MATERIAL -

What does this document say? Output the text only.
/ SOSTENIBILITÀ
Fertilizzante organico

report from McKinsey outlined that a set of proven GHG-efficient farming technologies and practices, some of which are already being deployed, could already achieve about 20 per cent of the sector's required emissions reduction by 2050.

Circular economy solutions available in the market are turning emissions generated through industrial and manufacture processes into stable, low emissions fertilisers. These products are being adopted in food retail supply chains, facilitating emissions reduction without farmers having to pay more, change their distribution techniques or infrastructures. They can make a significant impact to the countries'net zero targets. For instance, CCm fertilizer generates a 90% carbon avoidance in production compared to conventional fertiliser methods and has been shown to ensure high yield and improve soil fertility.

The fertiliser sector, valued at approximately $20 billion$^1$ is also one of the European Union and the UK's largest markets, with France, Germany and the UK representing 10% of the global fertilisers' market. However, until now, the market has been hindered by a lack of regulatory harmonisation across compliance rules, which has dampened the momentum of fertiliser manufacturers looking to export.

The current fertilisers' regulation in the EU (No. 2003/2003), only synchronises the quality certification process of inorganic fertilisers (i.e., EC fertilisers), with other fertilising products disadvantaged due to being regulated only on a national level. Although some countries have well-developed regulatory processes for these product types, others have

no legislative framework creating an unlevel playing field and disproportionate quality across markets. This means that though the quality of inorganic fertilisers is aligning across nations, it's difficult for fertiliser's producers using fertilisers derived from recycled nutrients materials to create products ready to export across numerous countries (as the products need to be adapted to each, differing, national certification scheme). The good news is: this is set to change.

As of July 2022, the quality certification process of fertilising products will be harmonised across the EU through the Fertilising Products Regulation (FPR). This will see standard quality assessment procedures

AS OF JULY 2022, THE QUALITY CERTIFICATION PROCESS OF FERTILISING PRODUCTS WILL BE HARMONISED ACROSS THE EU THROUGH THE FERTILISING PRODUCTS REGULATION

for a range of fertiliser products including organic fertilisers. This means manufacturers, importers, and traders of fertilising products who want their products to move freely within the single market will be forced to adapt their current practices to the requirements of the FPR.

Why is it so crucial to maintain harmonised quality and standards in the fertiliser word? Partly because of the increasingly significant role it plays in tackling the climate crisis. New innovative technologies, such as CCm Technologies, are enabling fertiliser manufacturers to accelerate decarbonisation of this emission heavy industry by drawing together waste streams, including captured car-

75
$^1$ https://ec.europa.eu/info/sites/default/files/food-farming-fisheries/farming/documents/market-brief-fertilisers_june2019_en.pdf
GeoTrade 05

BRIEF - In the records, locate each line holding the string "food" and copy it.

SOLUTION BELOW -
Circular economy solutions available in the market are turning emissions generated through industrial and manufacture processes into stable, low emissions fertilisers. These products are being adopted in food retail supply chains, facilitating emissions reduction without farmers having to pay more, change their distribution techniques or infrastructures. They can make a significant impact to the countries'net zero targets. For instance, CCm fertilizer generates a 90% carbon avoidance in production compared to conventional fertiliser methods and has been shown to ensure high yield and improve soil fertility.
$^1$ https://ec.europa.eu/info/sites/default/files/food-farming-fisheries/farming/documents/market-brief-fertilisers_june2019_en.pdf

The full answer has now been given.